### Aim of the task:
Gather every line below where "Използвайте" appears.

— START —

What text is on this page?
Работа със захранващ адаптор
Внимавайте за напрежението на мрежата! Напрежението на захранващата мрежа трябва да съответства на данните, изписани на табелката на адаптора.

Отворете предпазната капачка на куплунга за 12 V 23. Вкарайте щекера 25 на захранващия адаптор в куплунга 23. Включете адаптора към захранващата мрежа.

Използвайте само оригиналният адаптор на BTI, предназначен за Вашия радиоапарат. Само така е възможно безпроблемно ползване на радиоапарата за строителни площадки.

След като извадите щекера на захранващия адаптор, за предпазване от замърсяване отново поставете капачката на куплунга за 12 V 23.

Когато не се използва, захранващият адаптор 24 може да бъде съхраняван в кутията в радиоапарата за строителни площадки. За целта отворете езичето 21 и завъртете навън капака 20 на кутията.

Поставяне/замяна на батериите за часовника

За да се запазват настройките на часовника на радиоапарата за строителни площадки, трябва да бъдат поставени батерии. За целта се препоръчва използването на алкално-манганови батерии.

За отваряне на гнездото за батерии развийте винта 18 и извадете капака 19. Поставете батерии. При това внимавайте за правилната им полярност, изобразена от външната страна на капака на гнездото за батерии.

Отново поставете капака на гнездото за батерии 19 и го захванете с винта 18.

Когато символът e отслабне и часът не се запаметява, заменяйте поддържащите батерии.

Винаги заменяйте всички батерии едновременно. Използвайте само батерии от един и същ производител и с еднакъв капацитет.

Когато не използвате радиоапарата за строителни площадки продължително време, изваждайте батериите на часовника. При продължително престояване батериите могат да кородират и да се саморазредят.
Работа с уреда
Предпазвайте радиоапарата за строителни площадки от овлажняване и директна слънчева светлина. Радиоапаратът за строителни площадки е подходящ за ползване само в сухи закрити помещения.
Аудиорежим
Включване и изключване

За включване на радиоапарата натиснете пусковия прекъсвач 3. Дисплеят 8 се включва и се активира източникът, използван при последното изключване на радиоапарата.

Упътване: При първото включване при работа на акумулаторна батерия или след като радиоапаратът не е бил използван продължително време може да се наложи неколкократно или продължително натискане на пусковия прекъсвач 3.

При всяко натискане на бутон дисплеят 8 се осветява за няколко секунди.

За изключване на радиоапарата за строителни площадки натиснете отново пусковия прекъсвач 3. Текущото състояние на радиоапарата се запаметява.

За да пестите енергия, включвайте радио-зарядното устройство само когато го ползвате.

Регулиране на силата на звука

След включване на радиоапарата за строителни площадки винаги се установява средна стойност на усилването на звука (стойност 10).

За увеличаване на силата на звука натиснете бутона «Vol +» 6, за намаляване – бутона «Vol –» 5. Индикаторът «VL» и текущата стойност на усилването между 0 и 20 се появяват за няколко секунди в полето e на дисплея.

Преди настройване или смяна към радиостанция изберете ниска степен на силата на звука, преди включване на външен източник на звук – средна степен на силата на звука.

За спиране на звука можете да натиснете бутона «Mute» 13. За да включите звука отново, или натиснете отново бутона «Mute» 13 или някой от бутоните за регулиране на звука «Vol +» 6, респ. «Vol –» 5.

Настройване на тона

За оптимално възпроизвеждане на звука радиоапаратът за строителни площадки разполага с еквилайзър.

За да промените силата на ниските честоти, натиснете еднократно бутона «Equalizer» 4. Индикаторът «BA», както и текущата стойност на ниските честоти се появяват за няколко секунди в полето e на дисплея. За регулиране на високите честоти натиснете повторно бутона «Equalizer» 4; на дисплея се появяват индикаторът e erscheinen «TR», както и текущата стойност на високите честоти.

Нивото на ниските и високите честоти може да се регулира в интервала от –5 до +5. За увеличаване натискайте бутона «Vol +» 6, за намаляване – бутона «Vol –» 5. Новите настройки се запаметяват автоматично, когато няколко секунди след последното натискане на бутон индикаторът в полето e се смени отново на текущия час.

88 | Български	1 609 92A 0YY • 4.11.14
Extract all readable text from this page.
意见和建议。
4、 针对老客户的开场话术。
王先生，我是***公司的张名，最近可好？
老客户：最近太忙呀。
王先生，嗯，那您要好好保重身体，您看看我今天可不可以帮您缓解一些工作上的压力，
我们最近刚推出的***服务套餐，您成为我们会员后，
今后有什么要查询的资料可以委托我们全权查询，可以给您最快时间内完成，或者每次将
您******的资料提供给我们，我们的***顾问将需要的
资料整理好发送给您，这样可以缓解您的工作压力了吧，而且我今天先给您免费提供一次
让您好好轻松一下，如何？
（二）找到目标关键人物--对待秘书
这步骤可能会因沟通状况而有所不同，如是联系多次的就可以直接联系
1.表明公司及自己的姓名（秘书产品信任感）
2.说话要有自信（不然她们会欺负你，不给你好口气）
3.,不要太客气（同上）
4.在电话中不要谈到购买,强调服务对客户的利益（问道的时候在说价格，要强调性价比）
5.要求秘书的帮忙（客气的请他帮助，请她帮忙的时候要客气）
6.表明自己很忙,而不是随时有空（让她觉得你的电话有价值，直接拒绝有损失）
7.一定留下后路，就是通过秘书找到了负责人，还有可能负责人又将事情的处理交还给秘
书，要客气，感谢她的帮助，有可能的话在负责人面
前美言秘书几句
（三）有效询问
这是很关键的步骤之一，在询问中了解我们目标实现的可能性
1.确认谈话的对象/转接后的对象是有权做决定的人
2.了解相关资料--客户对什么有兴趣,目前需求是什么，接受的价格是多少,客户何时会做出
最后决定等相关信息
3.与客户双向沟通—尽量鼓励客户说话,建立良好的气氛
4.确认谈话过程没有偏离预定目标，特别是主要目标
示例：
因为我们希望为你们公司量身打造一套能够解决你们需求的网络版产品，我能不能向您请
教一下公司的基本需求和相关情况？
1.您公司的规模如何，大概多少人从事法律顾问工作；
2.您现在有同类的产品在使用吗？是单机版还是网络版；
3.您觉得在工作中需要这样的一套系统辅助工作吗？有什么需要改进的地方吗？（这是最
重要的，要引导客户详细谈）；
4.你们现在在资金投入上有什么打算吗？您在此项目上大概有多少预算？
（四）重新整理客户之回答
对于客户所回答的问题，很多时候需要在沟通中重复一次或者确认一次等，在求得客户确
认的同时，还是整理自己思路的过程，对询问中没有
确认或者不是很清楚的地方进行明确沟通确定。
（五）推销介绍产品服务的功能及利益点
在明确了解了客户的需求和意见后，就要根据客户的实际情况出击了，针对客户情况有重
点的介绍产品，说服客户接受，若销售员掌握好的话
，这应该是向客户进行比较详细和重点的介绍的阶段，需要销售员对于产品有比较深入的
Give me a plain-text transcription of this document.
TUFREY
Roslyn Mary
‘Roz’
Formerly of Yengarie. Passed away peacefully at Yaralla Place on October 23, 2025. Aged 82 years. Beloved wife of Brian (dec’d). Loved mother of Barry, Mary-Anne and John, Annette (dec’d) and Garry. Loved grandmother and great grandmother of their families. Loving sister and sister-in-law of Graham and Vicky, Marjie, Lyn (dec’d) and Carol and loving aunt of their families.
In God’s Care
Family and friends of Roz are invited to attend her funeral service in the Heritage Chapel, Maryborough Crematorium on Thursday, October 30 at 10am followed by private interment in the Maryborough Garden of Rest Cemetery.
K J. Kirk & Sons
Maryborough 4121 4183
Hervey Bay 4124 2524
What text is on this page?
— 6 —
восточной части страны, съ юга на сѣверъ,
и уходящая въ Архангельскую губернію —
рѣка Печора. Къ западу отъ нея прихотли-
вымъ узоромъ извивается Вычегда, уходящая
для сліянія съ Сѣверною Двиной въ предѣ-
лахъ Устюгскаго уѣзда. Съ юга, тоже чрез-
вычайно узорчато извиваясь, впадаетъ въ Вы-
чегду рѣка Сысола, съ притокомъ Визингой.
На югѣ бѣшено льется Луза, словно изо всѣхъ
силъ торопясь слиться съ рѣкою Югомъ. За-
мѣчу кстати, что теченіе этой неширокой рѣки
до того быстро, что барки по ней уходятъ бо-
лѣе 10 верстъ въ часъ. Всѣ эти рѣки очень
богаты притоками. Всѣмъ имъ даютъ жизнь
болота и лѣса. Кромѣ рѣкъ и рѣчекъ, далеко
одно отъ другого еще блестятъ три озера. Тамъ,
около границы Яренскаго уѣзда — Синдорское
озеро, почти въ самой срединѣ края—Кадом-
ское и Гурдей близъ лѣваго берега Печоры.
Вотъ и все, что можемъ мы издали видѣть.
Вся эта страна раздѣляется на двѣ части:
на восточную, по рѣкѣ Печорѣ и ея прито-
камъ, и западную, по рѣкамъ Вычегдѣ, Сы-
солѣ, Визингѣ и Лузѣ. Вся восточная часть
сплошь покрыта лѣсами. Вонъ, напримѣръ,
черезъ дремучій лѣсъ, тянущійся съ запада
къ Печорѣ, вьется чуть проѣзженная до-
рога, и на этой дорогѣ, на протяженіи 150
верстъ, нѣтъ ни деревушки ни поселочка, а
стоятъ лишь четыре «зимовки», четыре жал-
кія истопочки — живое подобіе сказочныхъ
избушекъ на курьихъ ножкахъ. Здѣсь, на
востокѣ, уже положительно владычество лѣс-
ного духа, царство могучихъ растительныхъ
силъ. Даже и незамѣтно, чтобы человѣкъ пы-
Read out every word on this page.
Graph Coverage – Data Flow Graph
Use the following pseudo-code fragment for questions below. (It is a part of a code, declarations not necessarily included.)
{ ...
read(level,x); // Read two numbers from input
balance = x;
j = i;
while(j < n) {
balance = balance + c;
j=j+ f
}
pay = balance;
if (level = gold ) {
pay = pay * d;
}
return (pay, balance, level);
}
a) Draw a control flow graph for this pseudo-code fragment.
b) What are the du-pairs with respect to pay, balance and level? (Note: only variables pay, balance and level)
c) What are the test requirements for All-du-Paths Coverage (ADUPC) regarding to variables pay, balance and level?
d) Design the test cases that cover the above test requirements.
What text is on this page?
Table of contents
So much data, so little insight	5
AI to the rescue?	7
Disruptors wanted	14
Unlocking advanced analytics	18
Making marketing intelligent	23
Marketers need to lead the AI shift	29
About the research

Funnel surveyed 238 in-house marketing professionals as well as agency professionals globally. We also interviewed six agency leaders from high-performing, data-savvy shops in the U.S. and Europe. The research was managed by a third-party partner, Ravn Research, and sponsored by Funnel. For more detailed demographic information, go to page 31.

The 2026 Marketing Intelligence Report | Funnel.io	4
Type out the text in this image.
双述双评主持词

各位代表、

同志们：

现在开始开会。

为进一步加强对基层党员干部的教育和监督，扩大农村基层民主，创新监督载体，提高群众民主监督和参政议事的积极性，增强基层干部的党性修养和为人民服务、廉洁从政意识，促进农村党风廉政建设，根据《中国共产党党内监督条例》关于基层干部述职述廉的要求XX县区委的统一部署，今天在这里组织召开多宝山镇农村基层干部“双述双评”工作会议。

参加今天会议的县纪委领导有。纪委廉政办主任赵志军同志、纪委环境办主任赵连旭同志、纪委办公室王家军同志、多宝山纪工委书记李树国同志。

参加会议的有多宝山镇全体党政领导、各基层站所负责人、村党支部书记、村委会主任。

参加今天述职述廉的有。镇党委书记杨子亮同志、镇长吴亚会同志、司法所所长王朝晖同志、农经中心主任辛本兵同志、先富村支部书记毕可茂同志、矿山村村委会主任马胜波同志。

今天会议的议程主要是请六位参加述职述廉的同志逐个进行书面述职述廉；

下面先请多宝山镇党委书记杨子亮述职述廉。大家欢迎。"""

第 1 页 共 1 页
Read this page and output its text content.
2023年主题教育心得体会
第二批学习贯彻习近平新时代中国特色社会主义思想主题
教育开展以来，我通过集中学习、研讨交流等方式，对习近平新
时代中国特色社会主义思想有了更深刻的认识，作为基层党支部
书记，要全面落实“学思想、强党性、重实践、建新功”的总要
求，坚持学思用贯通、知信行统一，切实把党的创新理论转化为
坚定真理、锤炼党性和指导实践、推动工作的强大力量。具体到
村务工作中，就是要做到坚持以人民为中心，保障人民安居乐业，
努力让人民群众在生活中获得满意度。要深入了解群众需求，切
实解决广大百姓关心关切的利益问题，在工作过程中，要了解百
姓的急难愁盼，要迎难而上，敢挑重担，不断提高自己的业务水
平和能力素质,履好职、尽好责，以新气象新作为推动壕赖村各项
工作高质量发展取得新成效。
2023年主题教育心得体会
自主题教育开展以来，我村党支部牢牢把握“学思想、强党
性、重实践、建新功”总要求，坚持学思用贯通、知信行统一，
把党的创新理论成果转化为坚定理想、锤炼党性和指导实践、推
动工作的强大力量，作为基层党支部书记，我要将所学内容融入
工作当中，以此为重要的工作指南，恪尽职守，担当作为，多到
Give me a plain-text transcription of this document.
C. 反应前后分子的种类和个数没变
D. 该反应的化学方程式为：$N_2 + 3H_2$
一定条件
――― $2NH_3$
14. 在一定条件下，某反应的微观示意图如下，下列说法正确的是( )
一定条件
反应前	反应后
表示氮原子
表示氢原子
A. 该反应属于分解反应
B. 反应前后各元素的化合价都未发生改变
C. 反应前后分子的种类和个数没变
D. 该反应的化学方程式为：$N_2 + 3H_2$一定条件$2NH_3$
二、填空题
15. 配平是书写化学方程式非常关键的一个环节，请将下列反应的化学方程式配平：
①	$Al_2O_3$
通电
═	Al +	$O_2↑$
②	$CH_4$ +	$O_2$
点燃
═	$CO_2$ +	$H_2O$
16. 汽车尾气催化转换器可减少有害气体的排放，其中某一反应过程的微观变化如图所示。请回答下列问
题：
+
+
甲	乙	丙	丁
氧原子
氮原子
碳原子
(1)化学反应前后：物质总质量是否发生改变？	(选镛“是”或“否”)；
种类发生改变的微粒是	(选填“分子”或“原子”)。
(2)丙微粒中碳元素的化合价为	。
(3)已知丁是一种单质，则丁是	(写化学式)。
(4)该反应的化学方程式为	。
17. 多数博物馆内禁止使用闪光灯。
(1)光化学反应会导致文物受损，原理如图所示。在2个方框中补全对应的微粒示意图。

— END —

### Expected answer:
Използвайте само оригиналният адаптор на BTI, предназначен за Вашия радиоапарат. Само така е възможно безпроблемно ползване на радиоапарата за строителни площадки.
Винаги заменяйте всички батерии едновременно. Използвайте само батерии от един и същ производител и с еднакъв капацитет.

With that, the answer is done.